__Instructions for the task__: Extract the data exactly, missing nothing.

__Stored items__:
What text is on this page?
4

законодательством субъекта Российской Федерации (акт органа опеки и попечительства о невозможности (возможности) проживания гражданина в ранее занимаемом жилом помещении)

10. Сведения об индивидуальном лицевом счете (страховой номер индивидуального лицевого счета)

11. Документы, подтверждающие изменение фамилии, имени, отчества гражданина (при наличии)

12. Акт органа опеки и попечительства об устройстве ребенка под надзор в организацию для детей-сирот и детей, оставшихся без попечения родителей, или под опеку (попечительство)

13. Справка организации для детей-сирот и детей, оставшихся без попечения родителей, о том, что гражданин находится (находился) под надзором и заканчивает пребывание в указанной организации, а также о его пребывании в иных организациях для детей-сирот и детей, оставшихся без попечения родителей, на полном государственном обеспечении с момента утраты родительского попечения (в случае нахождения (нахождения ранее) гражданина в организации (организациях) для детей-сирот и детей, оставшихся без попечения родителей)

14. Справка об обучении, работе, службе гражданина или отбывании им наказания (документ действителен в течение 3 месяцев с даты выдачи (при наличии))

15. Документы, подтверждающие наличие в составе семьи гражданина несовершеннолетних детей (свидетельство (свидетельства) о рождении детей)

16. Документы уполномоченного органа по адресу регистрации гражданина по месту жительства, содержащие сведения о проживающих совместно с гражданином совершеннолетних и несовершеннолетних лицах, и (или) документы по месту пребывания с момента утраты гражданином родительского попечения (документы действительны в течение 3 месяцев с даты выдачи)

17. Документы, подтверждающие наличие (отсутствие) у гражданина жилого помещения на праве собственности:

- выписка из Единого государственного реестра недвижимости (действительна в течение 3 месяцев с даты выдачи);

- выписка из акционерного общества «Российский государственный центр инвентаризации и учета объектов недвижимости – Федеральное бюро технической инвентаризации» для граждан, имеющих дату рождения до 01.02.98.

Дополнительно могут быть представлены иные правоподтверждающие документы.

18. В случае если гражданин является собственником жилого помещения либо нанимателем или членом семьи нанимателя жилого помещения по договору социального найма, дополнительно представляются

__Final answer__:
What text is on this page?
4

законодательством субъекта Российской Федерации (акт органа опеки и попечительства о невозможности (возможности) проживания гражданина в ранее занимаемом жилом помещении)

10. Сведения об индивидуальном лицевом счете (страховой номер индивидуального лицевого счета)

11. Документы, подтверждающие изменение фамилии, имени, отчества гражданина (при наличии)

12. Акт органа опеки и попечительства об устройстве ребенка под надзор в организацию для детей-сирот и детей, оставшихся без попечения родителей, или под опеку (попечительство)

13. Справка организации для детей-сирот и детей, оставшихся без попечения родителей, о том, что гражданин находится (находился) под надзором и заканчивает пребывание в указанной организации, а также о его пребывании в иных организациях для детей-сирот и детей, оставшихся без попечения родителей, на полном государственном обеспечении с момента утраты родительского попечения (в случае нахождения (нахождения ранее) гражданина в организации (организациях) для детей-сирот и детей, оставшихся без попечения родителей)

14. Справка об обучении, работе, службе гражданина или отбывании им наказания (документ действителен в течение 3 месяцев с даты выдачи (при наличии))

15. Документы, подтверждающие наличие в составе семьи гражданина несовершеннолетних детей (свидетельство (свидетельства) о рождении детей)

16. Документы уполномоченного органа по адресу регистрации гражданина по месту жительства, содержащие сведения о проживающих совместно с гражданином совершеннолетних и несовершеннолетних лицах, и (или) документы по месту пребывания с момента утраты гражданином родительского попечения (документы действительны в течение 3 месяцев с даты выдачи)

17. Документы, подтверждающие наличие (отсутствие) у гражданина жилого помещения на праве собственности:

- выписка из Единого государственного реестра недвижимости (действительна в течение 3 месяцев с даты выдачи);

- выписка из акционерного общества «Российский государственный центр инвентаризации и учета объектов недвижимости – Федеральное бюро технической инвентаризации» для граждан, имеющих дату рождения до 01.02.98.

Дополнительно могут быть представлены иные правоподтверждающие документы.

18. В случае если гражданин является собственником жилого помещения либо нанимателем или членом семьи нанимателя жилого помещения по договору социального найма, дополнительно представляются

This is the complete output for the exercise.